Description of the task
From the listing below, extract every line in which the word "printemps" appears.

Records shown
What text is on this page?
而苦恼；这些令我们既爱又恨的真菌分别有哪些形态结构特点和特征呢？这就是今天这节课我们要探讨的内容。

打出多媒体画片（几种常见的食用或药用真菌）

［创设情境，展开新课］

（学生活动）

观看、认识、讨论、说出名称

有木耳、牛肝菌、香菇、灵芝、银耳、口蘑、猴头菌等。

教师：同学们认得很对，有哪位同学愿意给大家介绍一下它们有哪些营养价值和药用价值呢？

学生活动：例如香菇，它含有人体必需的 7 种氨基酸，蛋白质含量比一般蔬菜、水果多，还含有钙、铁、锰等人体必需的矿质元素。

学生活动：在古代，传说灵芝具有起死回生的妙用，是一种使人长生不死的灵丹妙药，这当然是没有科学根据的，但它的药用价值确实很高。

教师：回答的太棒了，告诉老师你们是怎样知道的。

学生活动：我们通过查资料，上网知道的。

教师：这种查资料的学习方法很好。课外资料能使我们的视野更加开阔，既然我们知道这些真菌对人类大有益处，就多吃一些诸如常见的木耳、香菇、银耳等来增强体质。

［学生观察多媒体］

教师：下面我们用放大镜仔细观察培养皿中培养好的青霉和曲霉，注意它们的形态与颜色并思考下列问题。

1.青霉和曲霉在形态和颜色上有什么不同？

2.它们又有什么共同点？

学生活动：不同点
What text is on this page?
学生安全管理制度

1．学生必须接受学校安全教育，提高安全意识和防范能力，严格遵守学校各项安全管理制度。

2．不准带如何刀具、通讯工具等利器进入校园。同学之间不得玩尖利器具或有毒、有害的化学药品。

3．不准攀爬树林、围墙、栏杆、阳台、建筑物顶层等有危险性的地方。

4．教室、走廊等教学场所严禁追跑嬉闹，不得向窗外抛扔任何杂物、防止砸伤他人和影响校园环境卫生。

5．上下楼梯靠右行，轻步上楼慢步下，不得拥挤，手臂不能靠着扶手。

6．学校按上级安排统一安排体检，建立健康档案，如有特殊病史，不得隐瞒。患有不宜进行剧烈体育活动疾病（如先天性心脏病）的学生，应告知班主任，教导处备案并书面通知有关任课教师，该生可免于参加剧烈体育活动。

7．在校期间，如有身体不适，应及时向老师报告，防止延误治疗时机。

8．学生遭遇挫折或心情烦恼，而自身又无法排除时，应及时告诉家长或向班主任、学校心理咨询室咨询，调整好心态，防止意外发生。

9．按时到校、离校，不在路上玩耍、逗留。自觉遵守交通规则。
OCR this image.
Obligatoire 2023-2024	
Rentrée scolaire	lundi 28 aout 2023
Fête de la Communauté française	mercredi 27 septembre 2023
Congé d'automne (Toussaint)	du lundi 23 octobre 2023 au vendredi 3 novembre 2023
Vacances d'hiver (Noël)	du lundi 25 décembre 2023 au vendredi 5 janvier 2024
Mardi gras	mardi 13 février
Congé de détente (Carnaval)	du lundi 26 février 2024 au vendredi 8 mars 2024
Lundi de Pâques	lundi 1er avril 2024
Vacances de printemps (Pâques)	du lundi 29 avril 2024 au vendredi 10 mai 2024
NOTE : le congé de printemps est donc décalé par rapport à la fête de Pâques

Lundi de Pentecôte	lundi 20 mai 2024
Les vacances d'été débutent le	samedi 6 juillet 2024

Answer to this problem
Vacances de printemps (Pâques)	du lundi 29 avril 2024 au vendredi 10 mai 2024
NOTE : le congé de printemps est donc décalé par rapport à la fête de Pâques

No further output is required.